* [The data]:
>>>

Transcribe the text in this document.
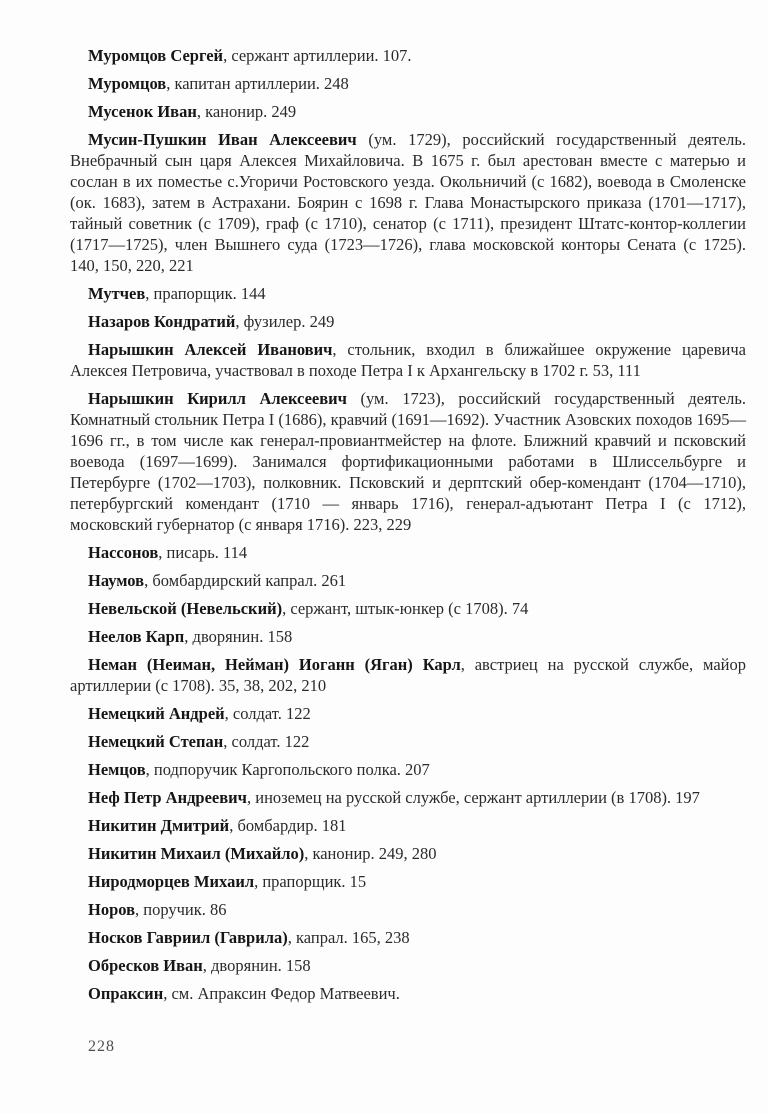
Муромцов Сергей, сержант артиллерии. 107.

Муромцов, капитан артиллерии. 248

Мусенок Иван, канонир. 249

Мусин-Пушкин Иван Алексеевич (ум. 1729), российский государственный деятель. Внебрачный сын царя Алексея Михайловича. В 1675 г. был арестован вместе с матерью и сослан в их поместье с.Угоричи Ростовского уезда. Окольничий (с 1682), воевода в Смоленске (ок. 1683), затем в Астрахани. Боярин с 1698 г. Глава Монастырского приказа (1701—1717), тайный советник (с 1709), граф (с 1710), сенатор (с 1711), президент Штатс-контор-коллегии (1717—1725), член Вышнего суда (1723—1726), глава московской конторы Сената (с 1725). 140, 150, 220, 221

Мутчев, прапорщик. 144

Назаров Кондратий, фузилер. 249

Нарышкин Алексей Иванович, стольник, входил в ближайшее окружение царевича Алексея Петровича, участвовал в походе Петра I к Архангельску в 1702 г. 53, 111

Нарышкин Кирилл Алексеевич (ум. 1723), российский государственный деятель. Комнатный стольник Петра I (1686), кравчий (1691—1692). Участник Азовских походов 1695—1696 гг., в том числе как генерал-провиантмейстер на флоте. Ближний кравчий и псковский воевода (1697—1699). Занимался фортификационными работами в Шлиссельбурге и Петербурге (1702—1703), полковник. Псковский и дерптский обер-комендант (1704—1710), петербургский комендант (1710 — январь 1716), генерал-адъютант Петра I (с 1712), московский губернатор (с января 1716). 223, 229

Нассонов, писарь. 114

Наумов, бомбардирский капрал. 261

Невельской (Невельский), сержант, штык-юнкер (с 1708). 74

Неелов Карп, дворянин. 158

Неман (Неиман, Нейман) Иоганн (Яган) Карл, австриец на русской службе, майор артиллерии (с 1708). 35, 38, 202, 210

Немецкий Андрей, солдат. 122

Немецкий Степан, солдат. 122

Немцов, подпоручик Каргопольского полка. 207

Неф Петр Андреевич, иноземец на русской службе, сержант артиллерии (в 1708). 197

Никитин Дмитрий, бомбардир. 181

Никитин Михаил (Михайло), канонир. 249, 280

Ниродморцев Михаил, прапорщик. 15

Норов, поручик. 86

Носков Гавриил (Гаврила), капрал. 165, 238

Обресков Иван, дворянин. 158

Опраксин, см. Апраксин Федор Матвеевич.

228
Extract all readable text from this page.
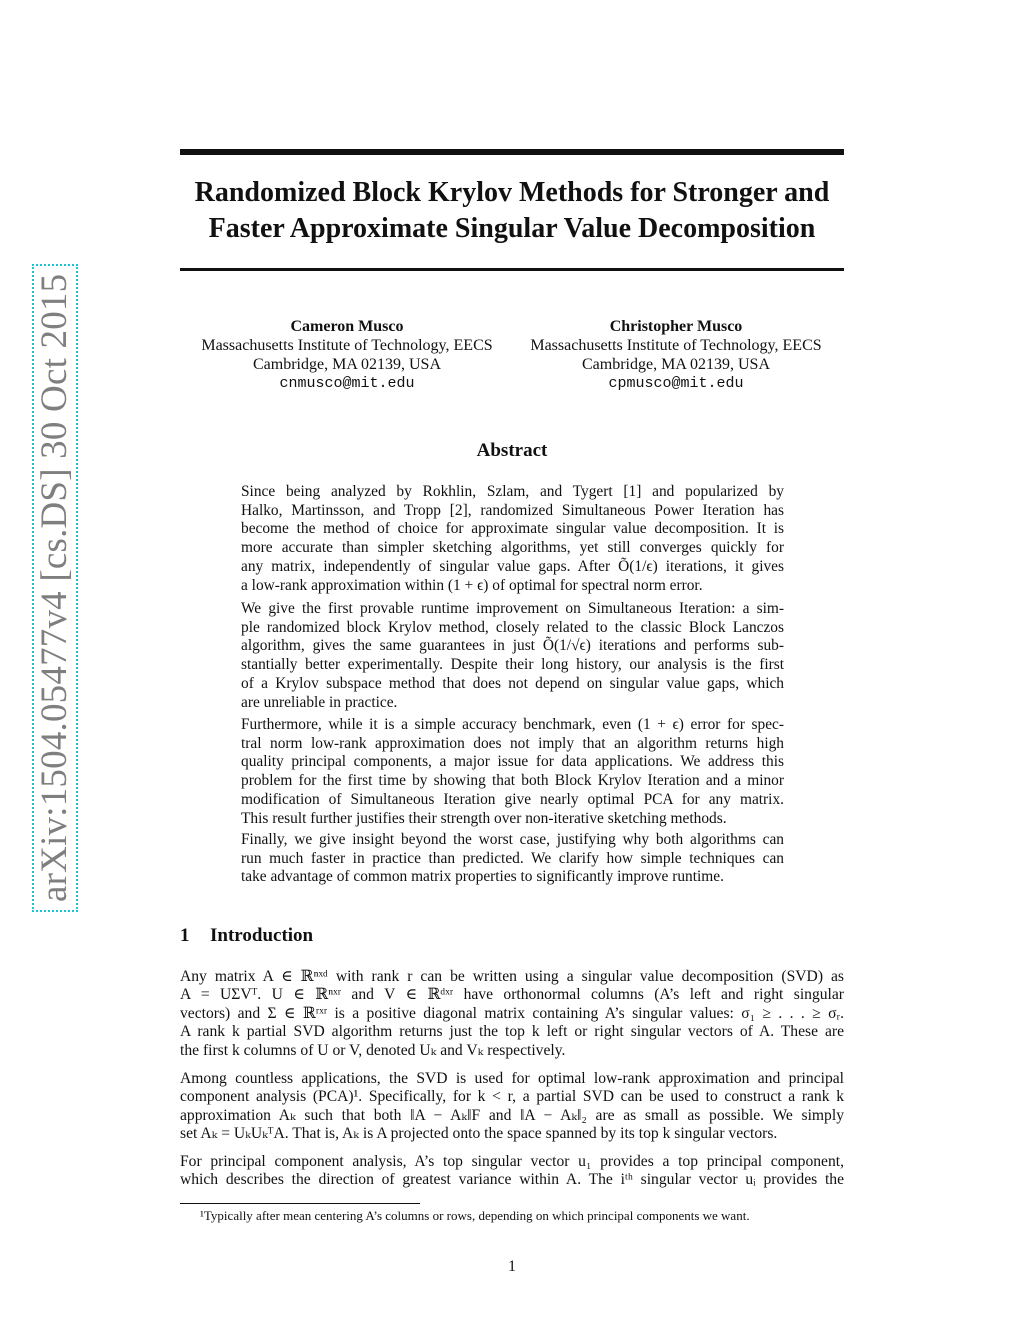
Randomized Block Krylov Methods for Stronger and
Faster Approximate Singular Value Decomposition
arXiv:1504.05477v4 [cs.DS] 30 Oct 2015	Cameron Musco
Massachusetts Institute of Technology, EECS
Cambridge, MA 02139, USA
cnmusco@mit.edu
Christopher Musco
Massachusetts Institute of Technology, EECS
Cambridge, MA 02139, USA
cpmusco@mit.edu
Abstract
Since being analyzed by Rokhlin, Szlam, and Tygert [1] and popularized by
Halko, Martinsson, and Tropp [2], randomized Simultaneous Power Iteration has
become the method of choice for approximate singular value decomposition. It is
more accurate than simpler sketching algorithms, yet still converges quickly for
any matrix, independently of singular value gaps. After Õ(1/ϵ) iterations, it gives
a low-rank approximation within (1 + ϵ) of optimal for spectral norm error.
We give the first provable runtime improvement on Simultaneous Iteration: a sim-
ple randomized block Krylov method, closely related to the classic Block Lanczos
algorithm, gives the same guarantees in just Õ(1/√ϵ) iterations and performs sub-
stantially better experimentally. Despite their long history, our analysis is the first
of a Krylov subspace method that does not depend on singular value gaps, which
are unreliable in practice.
Furthermore, while it is a simple accuracy benchmark, even (1 + ϵ) error for spec-
tral norm low-rank approximation does not imply that an algorithm returns high
quality principal components, a major issue for data applications. We address this
problem for the first time by showing that both Block Krylov Iteration and a minor
modification of Simultaneous Iteration give nearly optimal PCA for any matrix.
This result further justifies their strength over non-iterative sketching methods.
Finally, we give insight beyond the worst case, justifying why both algorithms can
run much faster in practice than predicted. We clarify how simple techniques can
take advantage of common matrix properties to significantly improve runtime.
1 Introduction
Any matrix A ∈ ℝⁿˣᵈ with rank r can be written using a singular value decomposition (SVD) as
A = UΣVᵀ. U ∈ ℝⁿˣʳ and V ∈ ℝᵈˣʳ have orthonormal columns (A’s left and right singular
vectors) and Σ ∈ ℝʳˣʳ is a positive diagonal matrix containing A’s singular values: σ₁ ≥ . . . ≥ σᵣ.
A rank k partial SVD algorithm returns just the top k left or right singular vectors of A. These are
the first k columns of U or V, denoted Uₖ and Vₖ respectively.
Among countless applications, the SVD is used for optimal low-rank approximation and principal
component analysis (PCA)¹. Specifically, for k < r, a partial SVD can be used to construct a rank k
approximation Aₖ such that both ‖A − Aₖ‖F and ‖A − Aₖ‖₂ are as small as possible. We simply
set Aₖ = UₖUₖᵀA. That is, Aₖ is A projected onto the space spanned by its top k singular vectors.
For principal component analysis, A’s top singular vector u₁ provides a top principal component,
which describes the direction of greatest variance within A. The iᵗʰ singular vector uᵢ provides the
¹Typically after mean centering A’s columns or rows, depending on which principal components we want.
1
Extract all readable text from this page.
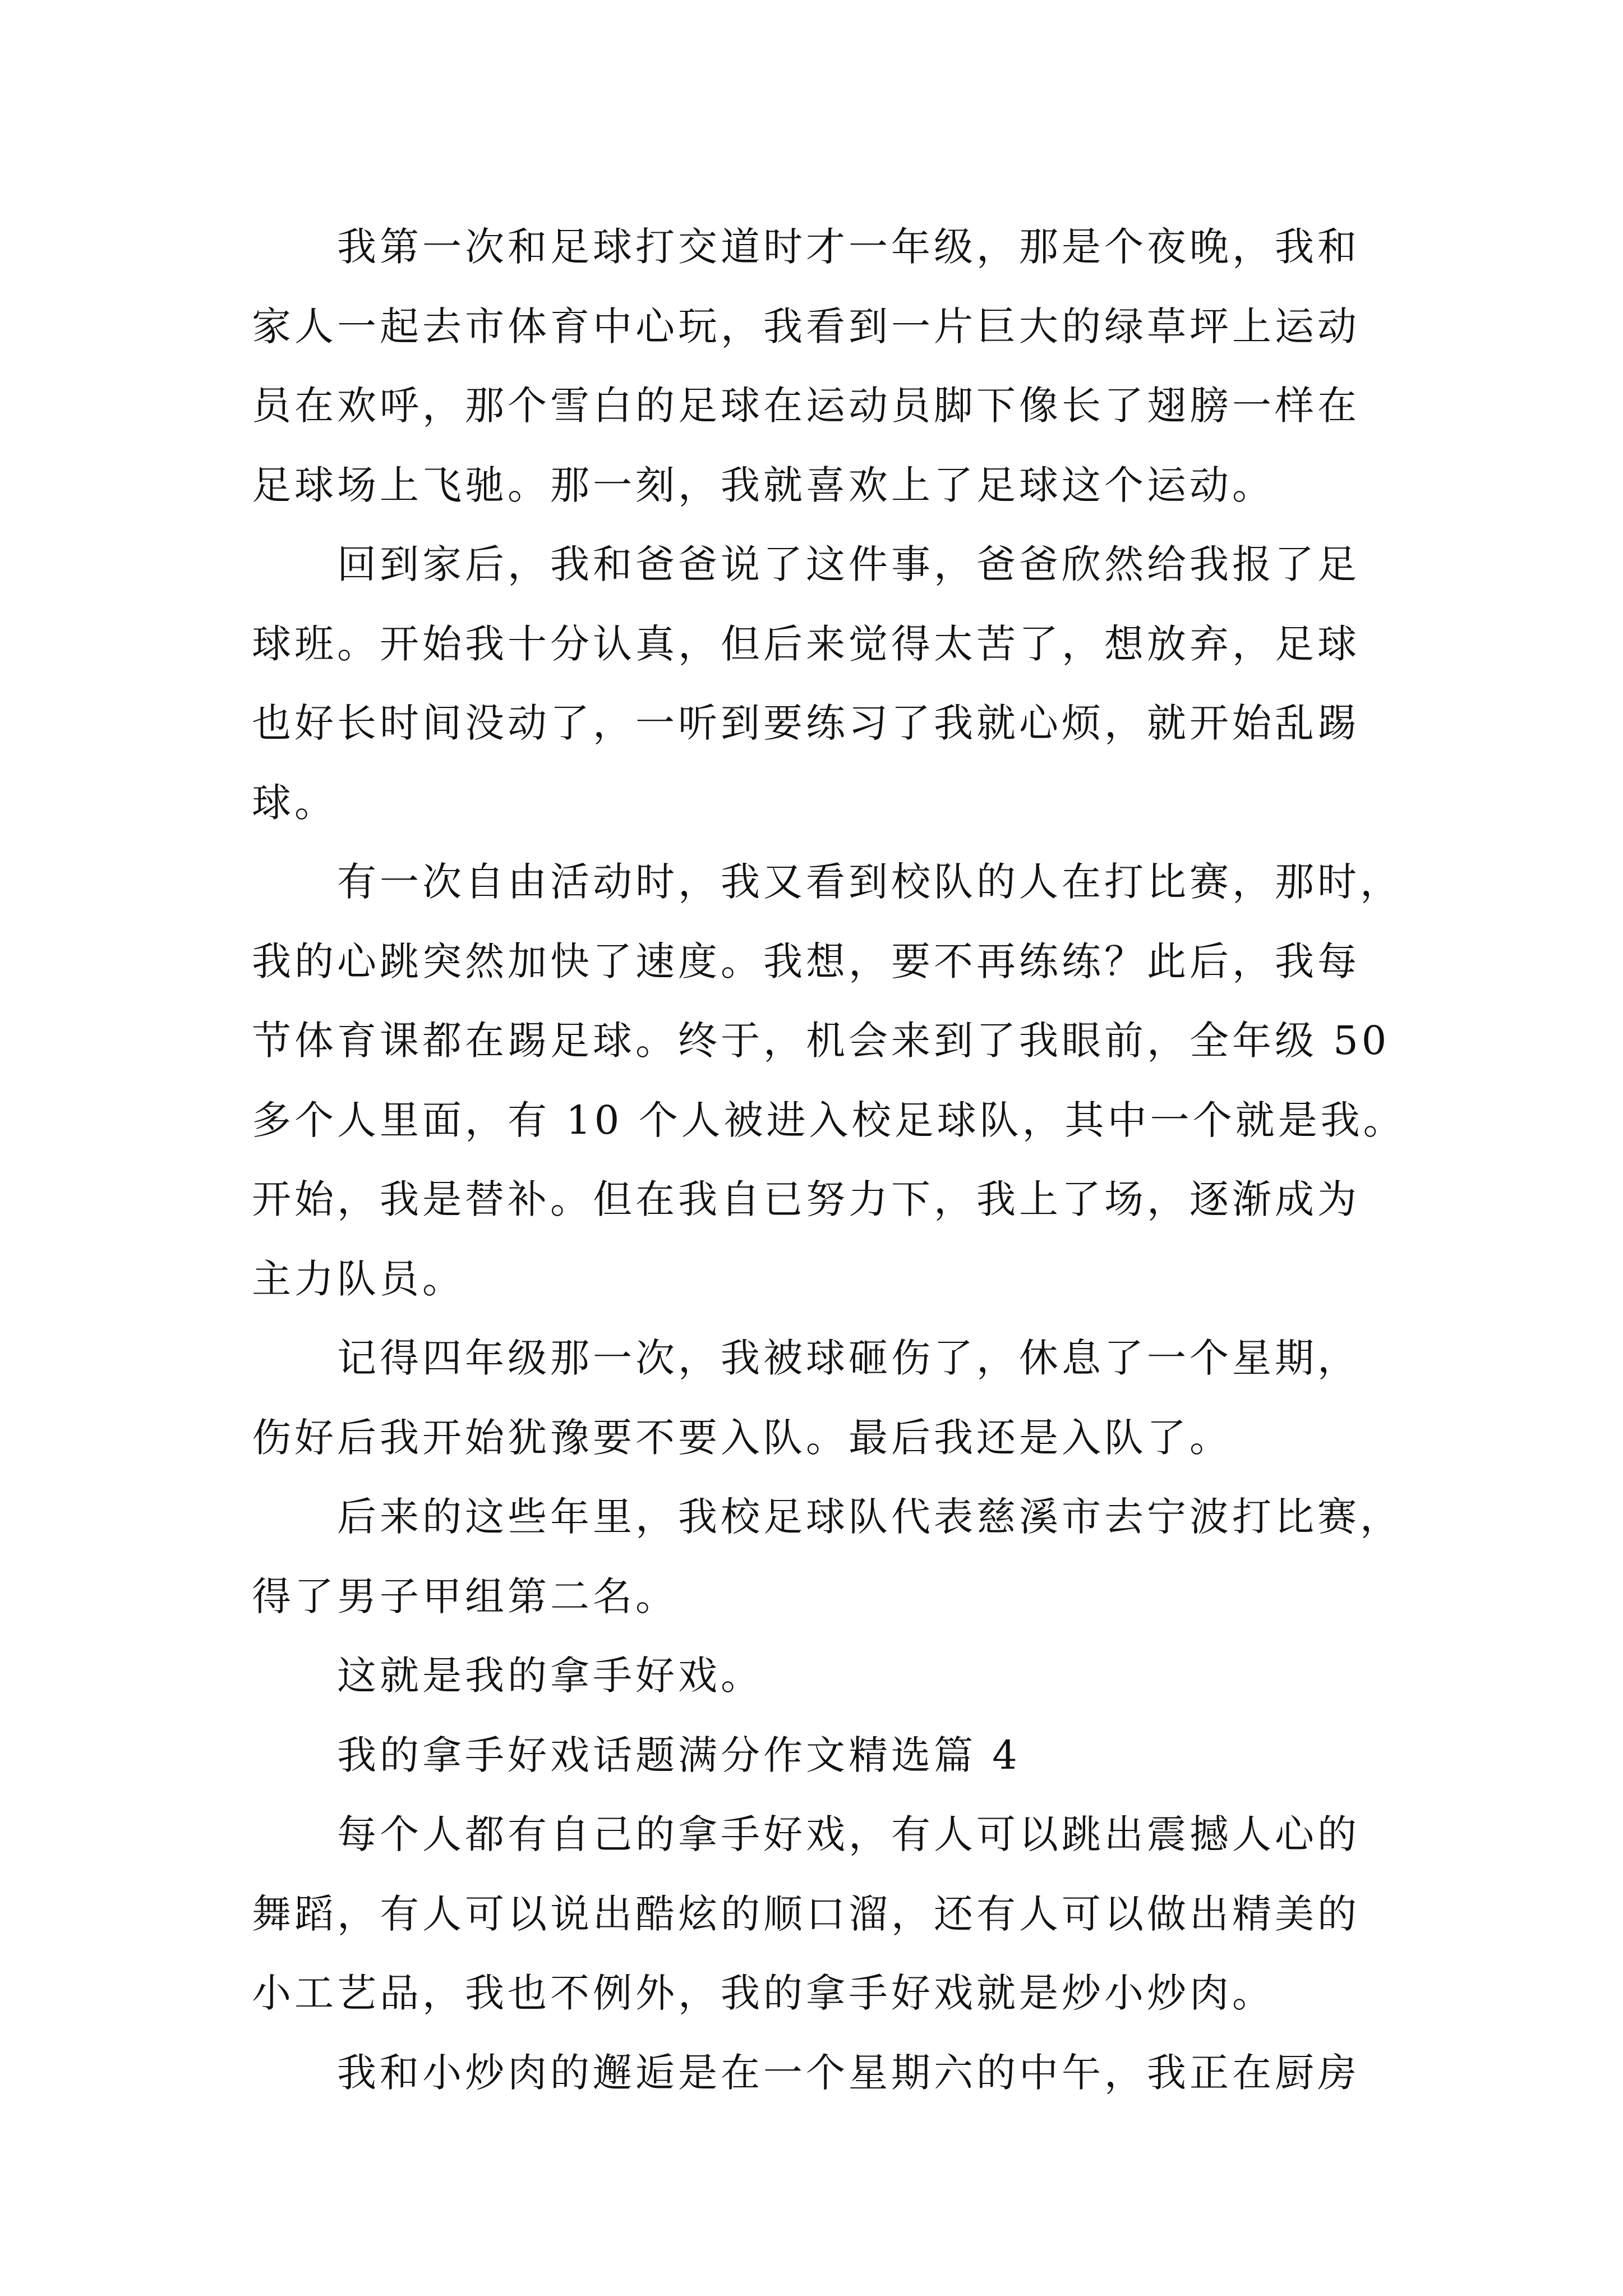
我第一次和足球打交道时才一年级，那是个夜晚，我和
家人一起去市体育中心玩，我看到一片巨大的绿草坪上运动
员在欢呼，那个雪白的足球在运动员脚下像长了翅膀一样在
足球场上飞驰。那一刻，我就喜欢上了足球这个运动。
回到家后，我和爸爸说了这件事，爸爸欣然给我报了足
球班。开始我十分认真，但后来觉得太苦了，想放弃，足球
也好长时间没动了，一听到要练习了我就心烦，就开始乱踢
球。
有一次自由活动时，我又看到校队的人在打比赛，那时，
我的心跳突然加快了速度。我想，要不再练练？此后，我每
节体育课都在踢足球。终于，机会来到了我眼前，全年级 50
多个人里面，有 10 个人被进入校足球队，其中一个就是我。
开始，我是替补。但在我自已努力下，我上了场，逐渐成为
主力队员。
记得四年级那一次，我被球砸伤了，休息了一个星期，
伤好后我开始犹豫要不要入队。最后我还是入队了。
后来的这些年里，我校足球队代表慈溪市去宁波打比赛，
得了男子甲组第二名。
这就是我的拿手好戏。
我的拿手好戏话题满分作文精选篇 4
每个人都有自己的拿手好戏，有人可以跳出震撼人心的
舞蹈，有人可以说出酷炫的顺口溜，还有人可以做出精美的
小工艺品，我也不例外，我的拿手好戏就是炒小炒肉。
我和小炒肉的邂逅是在一个星期六的中午，我正在厨房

<<<

* [Given task]:
Where a line above contains the word "канонир", copy that line.

* [Result of the task]:
Мусенок Иван, канонир. 249
Никитин Михаил (Михайло), канонир. 249, 280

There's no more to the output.